Set exercise
Assemble all lines in which the string "Maps" appears.

[Saved entries]
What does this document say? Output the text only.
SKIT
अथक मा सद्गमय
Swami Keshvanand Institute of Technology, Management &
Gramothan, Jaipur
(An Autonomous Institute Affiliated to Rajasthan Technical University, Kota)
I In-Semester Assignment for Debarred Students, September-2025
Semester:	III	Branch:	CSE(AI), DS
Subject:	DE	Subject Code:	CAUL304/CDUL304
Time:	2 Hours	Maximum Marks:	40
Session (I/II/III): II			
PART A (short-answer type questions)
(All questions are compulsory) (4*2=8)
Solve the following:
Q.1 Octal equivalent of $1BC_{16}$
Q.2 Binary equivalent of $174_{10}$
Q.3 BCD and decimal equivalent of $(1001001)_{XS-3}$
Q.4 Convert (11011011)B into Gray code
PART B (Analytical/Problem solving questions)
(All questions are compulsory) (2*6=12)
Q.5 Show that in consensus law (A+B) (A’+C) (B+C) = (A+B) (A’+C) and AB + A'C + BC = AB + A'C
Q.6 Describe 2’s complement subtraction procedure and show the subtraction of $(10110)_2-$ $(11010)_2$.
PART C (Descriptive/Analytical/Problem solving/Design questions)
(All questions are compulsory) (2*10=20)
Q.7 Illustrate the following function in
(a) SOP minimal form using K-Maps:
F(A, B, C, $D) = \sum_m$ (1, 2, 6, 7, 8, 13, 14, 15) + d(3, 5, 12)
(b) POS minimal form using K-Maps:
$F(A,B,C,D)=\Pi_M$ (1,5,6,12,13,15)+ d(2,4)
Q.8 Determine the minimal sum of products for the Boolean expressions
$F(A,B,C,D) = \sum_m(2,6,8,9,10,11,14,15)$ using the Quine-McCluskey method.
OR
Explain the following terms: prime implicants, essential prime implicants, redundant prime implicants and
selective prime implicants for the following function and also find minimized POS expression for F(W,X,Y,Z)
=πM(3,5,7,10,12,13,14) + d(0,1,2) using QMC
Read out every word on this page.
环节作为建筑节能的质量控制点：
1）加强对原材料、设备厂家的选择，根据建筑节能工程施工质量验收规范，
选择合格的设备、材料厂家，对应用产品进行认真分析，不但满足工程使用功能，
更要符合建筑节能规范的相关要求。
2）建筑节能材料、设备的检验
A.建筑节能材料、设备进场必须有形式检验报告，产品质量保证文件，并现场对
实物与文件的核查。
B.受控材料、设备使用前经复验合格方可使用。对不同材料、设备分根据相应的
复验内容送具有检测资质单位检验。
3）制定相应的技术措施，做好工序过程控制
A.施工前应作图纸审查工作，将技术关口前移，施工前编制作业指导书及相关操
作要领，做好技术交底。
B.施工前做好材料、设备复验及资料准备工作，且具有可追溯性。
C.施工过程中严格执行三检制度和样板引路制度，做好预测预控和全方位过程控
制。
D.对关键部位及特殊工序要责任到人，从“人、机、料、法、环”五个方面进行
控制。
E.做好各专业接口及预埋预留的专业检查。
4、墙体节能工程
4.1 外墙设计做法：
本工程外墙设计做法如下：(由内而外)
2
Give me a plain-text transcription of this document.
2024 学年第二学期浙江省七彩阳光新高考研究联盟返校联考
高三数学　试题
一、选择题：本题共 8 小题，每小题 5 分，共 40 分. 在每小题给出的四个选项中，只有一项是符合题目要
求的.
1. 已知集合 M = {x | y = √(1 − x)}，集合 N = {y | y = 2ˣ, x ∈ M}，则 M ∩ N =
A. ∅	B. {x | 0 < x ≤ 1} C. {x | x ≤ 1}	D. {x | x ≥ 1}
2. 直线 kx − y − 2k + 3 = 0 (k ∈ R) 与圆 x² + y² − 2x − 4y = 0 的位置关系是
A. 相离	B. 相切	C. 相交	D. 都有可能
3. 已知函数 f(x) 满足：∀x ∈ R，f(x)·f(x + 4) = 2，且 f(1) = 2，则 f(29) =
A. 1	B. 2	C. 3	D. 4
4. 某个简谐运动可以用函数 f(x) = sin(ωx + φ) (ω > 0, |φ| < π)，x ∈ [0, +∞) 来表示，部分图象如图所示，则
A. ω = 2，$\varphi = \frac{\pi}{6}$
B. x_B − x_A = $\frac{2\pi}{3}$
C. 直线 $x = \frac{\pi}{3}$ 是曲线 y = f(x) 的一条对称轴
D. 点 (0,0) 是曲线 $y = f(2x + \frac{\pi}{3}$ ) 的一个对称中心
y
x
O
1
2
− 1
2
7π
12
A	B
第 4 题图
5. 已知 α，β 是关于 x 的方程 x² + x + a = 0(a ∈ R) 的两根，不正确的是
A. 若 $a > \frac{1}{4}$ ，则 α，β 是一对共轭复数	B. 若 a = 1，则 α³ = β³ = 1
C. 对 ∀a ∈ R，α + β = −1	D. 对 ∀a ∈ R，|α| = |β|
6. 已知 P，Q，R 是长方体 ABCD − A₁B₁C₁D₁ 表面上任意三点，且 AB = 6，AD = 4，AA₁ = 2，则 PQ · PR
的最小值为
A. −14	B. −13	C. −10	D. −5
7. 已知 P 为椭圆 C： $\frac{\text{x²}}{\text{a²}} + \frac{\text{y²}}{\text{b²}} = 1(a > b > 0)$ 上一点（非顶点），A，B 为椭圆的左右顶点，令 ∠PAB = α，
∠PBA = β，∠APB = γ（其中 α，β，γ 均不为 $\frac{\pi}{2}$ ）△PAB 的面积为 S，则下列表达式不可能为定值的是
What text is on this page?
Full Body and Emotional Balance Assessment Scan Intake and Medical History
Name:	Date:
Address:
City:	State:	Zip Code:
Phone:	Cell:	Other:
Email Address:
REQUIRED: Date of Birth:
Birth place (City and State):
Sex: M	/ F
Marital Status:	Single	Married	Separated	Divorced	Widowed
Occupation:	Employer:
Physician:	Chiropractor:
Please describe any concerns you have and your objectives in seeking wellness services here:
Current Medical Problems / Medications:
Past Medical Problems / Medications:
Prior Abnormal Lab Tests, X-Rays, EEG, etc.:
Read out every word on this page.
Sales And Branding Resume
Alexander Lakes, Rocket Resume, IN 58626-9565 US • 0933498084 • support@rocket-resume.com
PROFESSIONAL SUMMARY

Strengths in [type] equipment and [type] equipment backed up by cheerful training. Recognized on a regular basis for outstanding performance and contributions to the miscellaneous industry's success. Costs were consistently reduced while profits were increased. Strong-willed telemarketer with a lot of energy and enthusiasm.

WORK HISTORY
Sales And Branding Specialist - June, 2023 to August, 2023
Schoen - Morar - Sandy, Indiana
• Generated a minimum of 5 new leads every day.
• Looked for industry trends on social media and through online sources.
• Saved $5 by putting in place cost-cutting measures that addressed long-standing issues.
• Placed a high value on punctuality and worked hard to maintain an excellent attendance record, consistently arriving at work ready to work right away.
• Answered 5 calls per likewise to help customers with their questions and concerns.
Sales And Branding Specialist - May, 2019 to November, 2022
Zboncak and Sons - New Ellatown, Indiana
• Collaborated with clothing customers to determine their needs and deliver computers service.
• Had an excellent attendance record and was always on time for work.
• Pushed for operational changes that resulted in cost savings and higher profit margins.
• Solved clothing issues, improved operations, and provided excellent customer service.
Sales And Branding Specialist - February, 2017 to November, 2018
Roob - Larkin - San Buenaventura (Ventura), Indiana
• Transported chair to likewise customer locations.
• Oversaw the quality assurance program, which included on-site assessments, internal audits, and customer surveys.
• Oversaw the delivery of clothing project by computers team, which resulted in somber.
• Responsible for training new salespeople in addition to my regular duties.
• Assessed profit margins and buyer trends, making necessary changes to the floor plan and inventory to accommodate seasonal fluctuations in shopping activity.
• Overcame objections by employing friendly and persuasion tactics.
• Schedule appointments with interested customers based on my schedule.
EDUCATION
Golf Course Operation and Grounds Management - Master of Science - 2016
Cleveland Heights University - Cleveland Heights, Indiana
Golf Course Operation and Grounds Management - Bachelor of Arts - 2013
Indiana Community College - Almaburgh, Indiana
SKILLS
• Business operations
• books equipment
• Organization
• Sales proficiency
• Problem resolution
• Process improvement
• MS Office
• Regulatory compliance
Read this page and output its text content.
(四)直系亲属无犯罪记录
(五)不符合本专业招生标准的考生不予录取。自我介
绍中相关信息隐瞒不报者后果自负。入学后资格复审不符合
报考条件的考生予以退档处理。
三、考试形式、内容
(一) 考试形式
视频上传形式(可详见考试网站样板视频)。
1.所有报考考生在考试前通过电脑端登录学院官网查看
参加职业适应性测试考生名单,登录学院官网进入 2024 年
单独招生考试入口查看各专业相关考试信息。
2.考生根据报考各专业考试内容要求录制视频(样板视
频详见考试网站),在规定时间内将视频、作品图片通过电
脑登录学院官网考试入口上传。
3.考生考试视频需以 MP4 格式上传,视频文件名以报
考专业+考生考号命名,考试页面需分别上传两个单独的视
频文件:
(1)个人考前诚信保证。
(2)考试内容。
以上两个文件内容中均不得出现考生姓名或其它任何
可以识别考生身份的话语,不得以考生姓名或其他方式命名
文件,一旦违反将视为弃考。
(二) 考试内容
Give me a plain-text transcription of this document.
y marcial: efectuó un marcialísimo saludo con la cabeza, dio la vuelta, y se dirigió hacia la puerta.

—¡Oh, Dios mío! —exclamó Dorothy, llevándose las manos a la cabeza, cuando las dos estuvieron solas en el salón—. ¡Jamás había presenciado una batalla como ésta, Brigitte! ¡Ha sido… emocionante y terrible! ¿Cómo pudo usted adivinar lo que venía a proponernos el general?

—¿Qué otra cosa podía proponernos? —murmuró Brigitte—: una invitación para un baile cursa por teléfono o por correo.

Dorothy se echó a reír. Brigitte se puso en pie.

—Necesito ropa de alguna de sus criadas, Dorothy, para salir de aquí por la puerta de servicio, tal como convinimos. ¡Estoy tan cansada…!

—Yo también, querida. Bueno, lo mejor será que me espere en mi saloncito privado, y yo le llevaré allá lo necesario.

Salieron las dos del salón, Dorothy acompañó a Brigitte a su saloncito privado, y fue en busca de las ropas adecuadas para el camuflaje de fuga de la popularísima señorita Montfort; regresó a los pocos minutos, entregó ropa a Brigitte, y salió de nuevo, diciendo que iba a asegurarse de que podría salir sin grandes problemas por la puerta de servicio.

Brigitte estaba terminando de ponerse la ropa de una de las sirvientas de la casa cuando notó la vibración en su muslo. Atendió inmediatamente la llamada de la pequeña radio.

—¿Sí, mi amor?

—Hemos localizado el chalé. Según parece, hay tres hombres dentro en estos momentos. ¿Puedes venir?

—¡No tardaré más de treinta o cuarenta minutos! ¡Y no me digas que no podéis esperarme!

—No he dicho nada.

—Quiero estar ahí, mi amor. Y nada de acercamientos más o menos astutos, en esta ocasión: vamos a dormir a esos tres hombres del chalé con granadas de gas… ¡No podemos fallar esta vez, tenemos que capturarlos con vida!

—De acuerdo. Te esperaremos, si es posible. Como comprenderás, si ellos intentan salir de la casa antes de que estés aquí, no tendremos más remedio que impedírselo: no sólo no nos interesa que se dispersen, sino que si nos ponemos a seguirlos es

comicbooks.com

Full solution
(a) SOP minimal form using K-Maps:
(b) POS minimal form using K-Maps:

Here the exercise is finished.